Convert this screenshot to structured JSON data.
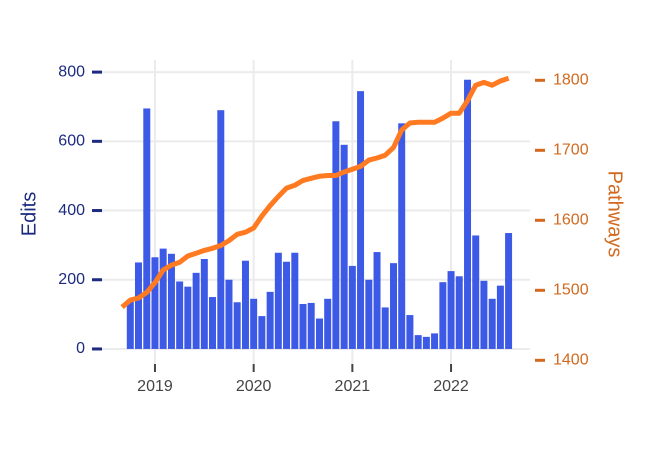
{
  "chart_data": {
    "type": "bar-line",
    "ylabel": "Edits",
    "y2label": "Pathways",
    "xlim": [
      2018.443,
      2022.8
    ],
    "xticks": [
      2019,
      2020,
      2021,
      2022
    ],
    "ylim": [
      -55,
      835
    ],
    "yticks": [
      0,
      200,
      400,
      600,
      800
    ],
    "y2lim": [
      1389,
      1829
    ],
    "y2ticks": [
      1400,
      1500,
      1600,
      1700,
      1800
    ],
    "grid": true,
    "series": [
      {
        "type": "bar",
        "color": "#3d5ae6",
        "x": [
          2018.75,
          2018.833,
          2018.917,
          2019.0,
          2019.083,
          2019.167,
          2019.25,
          2019.333,
          2019.417,
          2019.5,
          2019.583,
          2019.667,
          2019.75,
          2019.833,
          2019.917,
          2020.0,
          2020.083,
          2020.167,
          2020.25,
          2020.333,
          2020.417,
          2020.5,
          2020.583,
          2020.667,
          2020.75,
          2020.833,
          2020.917,
          2021.0,
          2021.083,
          2021.167,
          2021.25,
          2021.333,
          2021.417,
          2021.5,
          2021.583,
          2021.667,
          2021.75,
          2021.833,
          2021.917,
          2022.0,
          2022.083,
          2022.167,
          2022.25,
          2022.333,
          2022.417,
          2022.5,
          2022.583
        ],
        "values": [
          140,
          250,
          695,
          265,
          290,
          275,
          195,
          180,
          220,
          260,
          150,
          690,
          200,
          135,
          255,
          145,
          95,
          165,
          278,
          252,
          278,
          130,
          133,
          88,
          145,
          658,
          590,
          240,
          745,
          200,
          280,
          120,
          248,
          652,
          98,
          40,
          35,
          45,
          193,
          225,
          210,
          778,
          328,
          197,
          145,
          183,
          335
        ]
      },
      {
        "type": "line",
        "axis": "y2",
        "color": "#ff7a21",
        "x": [
          2018.667,
          2018.75,
          2018.833,
          2018.917,
          2019.0,
          2019.083,
          2019.167,
          2019.25,
          2019.333,
          2019.417,
          2019.5,
          2019.583,
          2019.667,
          2019.75,
          2019.833,
          2019.917,
          2020.0,
          2020.083,
          2020.167,
          2020.25,
          2020.333,
          2020.417,
          2020.5,
          2020.583,
          2020.667,
          2020.75,
          2020.833,
          2020.917,
          2021.0,
          2021.083,
          2021.167,
          2021.25,
          2021.333,
          2021.417,
          2021.5,
          2021.583,
          2021.667,
          2021.75,
          2021.833,
          2021.917,
          2022.0,
          2022.083,
          2022.167,
          2022.25,
          2022.333,
          2022.417,
          2022.5,
          2022.583
        ],
        "values": [
          1476,
          1486,
          1489,
          1497,
          1511,
          1529,
          1536,
          1540,
          1549,
          1553,
          1557,
          1560,
          1564,
          1571,
          1580,
          1583,
          1589,
          1606,
          1621,
          1634,
          1646,
          1650,
          1657,
          1660,
          1663,
          1664,
          1664,
          1669,
          1673,
          1677,
          1686,
          1689,
          1693,
          1704,
          1729,
          1739,
          1740,
          1740,
          1740,
          1746,
          1753,
          1753,
          1771,
          1793,
          1797,
          1793,
          1799,
          1803
        ]
      }
    ]
  }
}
+ + +
Work to be completed: Please set down each line of the data above exactly as written, without the pictures.

Answer for this exercise:
Convert this screenshot to structured JSON data.
{
  "chart_data": {
    "type": "bar-line",
    "ylabel": "Edits",
    "y2label": "Pathways",
    "xlim": [
      2018.443,
      2022.8
    ],
    "xticks": [
      2019,
      2020,
      2021,
      2022
    ],
    "ylim": [
      -55,
      835
    ],
    "yticks": [
      0,
      200,
      400,
      600,
      800
    ],
    "y2lim": [
      1389,
      1829
    ],
    "y2ticks": [
      1400,
      1500,
      1600,
      1700,
      1800
    ],
    "grid": true,
    "series": [
      {
        "type": "bar",
        "color": "#3d5ae6",
        "x": [
          2018.75,
          2018.833,
          2018.917,
          2019.0,
          2019.083,
          2019.167,
          2019.25,
          2019.333,
          2019.417,
          2019.5,
          2019.583,
          2019.667,
          2019.75,
          2019.833,
          2019.917,
          2020.0,
          2020.083,
          2020.167,
          2020.25,
          2020.333,
          2020.417,
          2020.5,
          2020.583,
          2020.667,
          2020.75,
          2020.833,
          2020.917,
          2021.0,
          2021.083,
          2021.167,
          2021.25,
          2021.333,
          2021.417,
          2021.5,
          2021.583,
          2021.667,
          2021.75,
          2021.833,
          2021.917,
          2022.0,
          2022.083,
          2022.167,
          2022.25,
          2022.333,
          2022.417,
          2022.5,
          2022.583
        ],
        "values": [
          140,
          250,
          695,
          265,
          290,
          275,
          195,
          180,
          220,
          260,
          150,
          690,
          200,
          135,
          255,
          145,
          95,
          165,
          278,
          252,
          278,
          130,
          133,
          88,
          145,
          658,
          590,
          240,
          745,
          200,
          280,
          120,
          248,
          652,
          98,
          40,
          35,
          45,
          193,
          225,
          210,
          778,
          328,
          197,
          145,
          183,
          335
        ]
      },
      {
        "type": "line",
        "axis": "y2",
        "color": "#ff7a21",
        "x": [
          2018.667,
          2018.75,
          2018.833,
          2018.917,
          2019.0,
          2019.083,
          2019.167,
          2019.25,
          2019.333,
          2019.417,
          2019.5,
          2019.583,
          2019.667,
          2019.75,
          2019.833,
          2019.917,
          2020.0,
          2020.083,
          2020.167,
          2020.25,
          2020.333,
          2020.417,
          2020.5,
          2020.583,
          2020.667,
          2020.75,
          2020.833,
          2020.917,
          2021.0,
          2021.083,
          2021.167,
          2021.25,
          2021.333,
          2021.417,
          2021.5,
          2021.583,
          2021.667,
          2021.75,
          2021.833,
          2021.917,
          2022.0,
          2022.083,
          2022.167,
          2022.25,
          2022.333,
          2022.417,
          2022.5,
          2022.583
        ],
        "values": [
          1476,
          1486,
          1489,
          1497,
          1511,
          1529,
          1536,
          1540,
          1549,
          1553,
          1557,
          1560,
          1564,
          1571,
          1580,
          1583,
          1589,
          1606,
          1621,
          1634,
          1646,
          1650,
          1657,
          1660,
          1663,
          1664,
          1664,
          1669,
          1673,
          1677,
          1686,
          1689,
          1693,
          1704,
          1729,
          1739,
          1740,
          1740,
          1740,
          1746,
          1753,
          1753,
          1771,
          1793,
          1797,
          1793,
          1799,
          1803
        ]
      }
    ]
  }
}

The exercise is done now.